* **WHAT YOU NEED TO DO**:
Extract the listing below in full, unchanged.

(Items from a data source)
--- START ---

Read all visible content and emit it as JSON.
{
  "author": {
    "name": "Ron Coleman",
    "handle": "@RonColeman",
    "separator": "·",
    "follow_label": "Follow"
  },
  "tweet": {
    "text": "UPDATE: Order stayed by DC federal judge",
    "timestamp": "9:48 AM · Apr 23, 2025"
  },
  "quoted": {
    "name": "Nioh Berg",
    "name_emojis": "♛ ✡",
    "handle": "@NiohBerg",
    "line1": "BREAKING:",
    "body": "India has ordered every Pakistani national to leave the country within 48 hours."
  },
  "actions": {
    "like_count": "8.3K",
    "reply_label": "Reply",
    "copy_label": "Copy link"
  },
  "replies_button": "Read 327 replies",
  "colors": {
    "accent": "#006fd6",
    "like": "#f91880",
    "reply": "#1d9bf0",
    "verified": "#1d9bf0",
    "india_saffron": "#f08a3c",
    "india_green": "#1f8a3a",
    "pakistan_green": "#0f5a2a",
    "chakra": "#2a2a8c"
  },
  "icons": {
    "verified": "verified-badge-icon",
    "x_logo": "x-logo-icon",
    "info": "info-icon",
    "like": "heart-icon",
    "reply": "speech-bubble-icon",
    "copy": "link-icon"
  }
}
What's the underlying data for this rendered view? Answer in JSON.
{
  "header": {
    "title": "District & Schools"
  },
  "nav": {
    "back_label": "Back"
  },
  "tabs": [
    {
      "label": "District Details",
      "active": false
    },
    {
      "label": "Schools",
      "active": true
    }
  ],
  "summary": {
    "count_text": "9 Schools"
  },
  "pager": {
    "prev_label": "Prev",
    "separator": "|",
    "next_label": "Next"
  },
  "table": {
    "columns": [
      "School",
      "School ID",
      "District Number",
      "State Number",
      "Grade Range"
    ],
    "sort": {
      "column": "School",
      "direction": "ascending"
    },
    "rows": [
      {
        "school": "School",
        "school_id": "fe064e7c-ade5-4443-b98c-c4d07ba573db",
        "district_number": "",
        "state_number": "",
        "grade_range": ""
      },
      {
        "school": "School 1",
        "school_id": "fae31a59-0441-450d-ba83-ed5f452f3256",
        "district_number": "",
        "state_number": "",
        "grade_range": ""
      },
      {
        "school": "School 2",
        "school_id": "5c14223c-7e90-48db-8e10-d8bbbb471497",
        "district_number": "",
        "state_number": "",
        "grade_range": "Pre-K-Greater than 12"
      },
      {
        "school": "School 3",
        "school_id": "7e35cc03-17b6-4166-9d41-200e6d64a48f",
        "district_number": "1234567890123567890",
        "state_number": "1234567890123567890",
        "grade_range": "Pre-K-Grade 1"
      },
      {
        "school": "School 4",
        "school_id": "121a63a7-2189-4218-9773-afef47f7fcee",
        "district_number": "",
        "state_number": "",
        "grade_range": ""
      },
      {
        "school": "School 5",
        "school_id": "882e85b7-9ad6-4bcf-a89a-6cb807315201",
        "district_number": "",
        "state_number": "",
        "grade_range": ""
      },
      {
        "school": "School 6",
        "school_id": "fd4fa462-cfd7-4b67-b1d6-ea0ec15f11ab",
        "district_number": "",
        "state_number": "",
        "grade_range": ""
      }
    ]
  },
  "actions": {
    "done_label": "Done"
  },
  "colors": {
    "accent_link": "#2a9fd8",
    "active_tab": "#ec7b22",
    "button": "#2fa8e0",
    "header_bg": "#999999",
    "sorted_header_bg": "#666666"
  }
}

--- END ---

* **EXERCISE OUTPUT**:
Read all visible content and emit it as JSON.
{
  "author": {
    "name": "Ron Coleman",
    "handle": "@RonColeman",
    "separator": "·",
    "follow_label": "Follow"
  },
  "tweet": {
    "text": "UPDATE: Order stayed by DC federal judge",
    "timestamp": "9:48 AM · Apr 23, 2025"
  },
  "quoted": {
    "name": "Nioh Berg",
    "name_emojis": "♛ ✡",
    "handle": "@NiohBerg",
    "line1": "BREAKING:",
    "body": "India has ordered every Pakistani national to leave the country within 48 hours."
  },
  "actions": {
    "like_count": "8.3K",
    "reply_label": "Reply",
    "copy_label": "Copy link"
  },
  "replies_button": "Read 327 replies",
  "colors": {
    "accent": "#006fd6",
    "like": "#f91880",
    "reply": "#1d9bf0",
    "verified": "#1d9bf0",
    "india_saffron": "#f08a3c",
    "india_green": "#1f8a3a",
    "pakistan_green": "#0f5a2a",
    "chakra": "#2a2a8c"
  },
  "icons": {
    "verified": "verified-badge-icon",
    "x_logo": "x-logo-icon",
    "info": "info-icon",
    "like": "heart-icon",
    "reply": "speech-bubble-icon",
    "copy": "link-icon"
  }
}
What's the underlying data for this rendered view? Answer in JSON.
{
  "header": {
    "title": "District & Schools"
  },
  "nav": {
    "back_label": "Back"
  },
  "tabs": [
    {
      "label": "District Details",
      "active": false
    },
    {
      "label": "Schools",
      "active": true
    }
  ],
  "summary": {
    "count_text": "9 Schools"
  },
  "pager": {
    "prev_label": "Prev",
    "separator": "|",
    "next_label": "Next"
  },
  "table": {
    "columns": [
      "School",
      "School ID",
      "District Number",
      "State Number",
      "Grade Range"
    ],
    "sort": {
      "column": "School",
      "direction": "ascending"
    },
    "rows": [
      {
        "school": "School",
        "school_id": "fe064e7c-ade5-4443-b98c-c4d07ba573db",
        "district_number": "",
        "state_number": "",
        "grade_range": ""
      },
      {
        "school": "School 1",
        "school_id": "fae31a59-0441-450d-ba83-ed5f452f3256",
        "district_number": "",
        "state_number": "",
        "grade_range": ""
      },
      {
        "school": "School 2",
        "school_id": "5c14223c-7e90-48db-8e10-d8bbbb471497",
        "district_number": "",
        "state_number": "",
        "grade_range": "Pre-K-Greater than 12"
      },
      {
        "school": "School 3",
        "school_id": "7e35cc03-17b6-4166-9d41-200e6d64a48f",
        "district_number": "1234567890123567890",
        "state_number": "1234567890123567890",
        "grade_range": "Pre-K-Grade 1"
      },
      {
        "school": "School 4",
        "school_id": "121a63a7-2189-4218-9773-afef47f7fcee",
        "district_number": "",
        "state_number": "",
        "grade_range": ""
      },
      {
        "school": "School 5",
        "school_id": "882e85b7-9ad6-4bcf-a89a-6cb807315201",
        "district_number": "",
        "state_number": "",
        "grade_range": ""
      },
      {
        "school": "School 6",
        "school_id": "fd4fa462-cfd7-4b67-b1d6-ea0ec15f11ab",
        "district_number": "",
        "state_number": "",
        "grade_range": ""
      }
    ]
  },
  "actions": {
    "done_label": "Done"
  },
  "colors": {
    "accent_link": "#2a9fd8",
    "active_tab": "#ec7b22",
    "button": "#2fa8e0",
    "header_bg": "#999999",
    "sorted_header_bg": "#666666"
  }
}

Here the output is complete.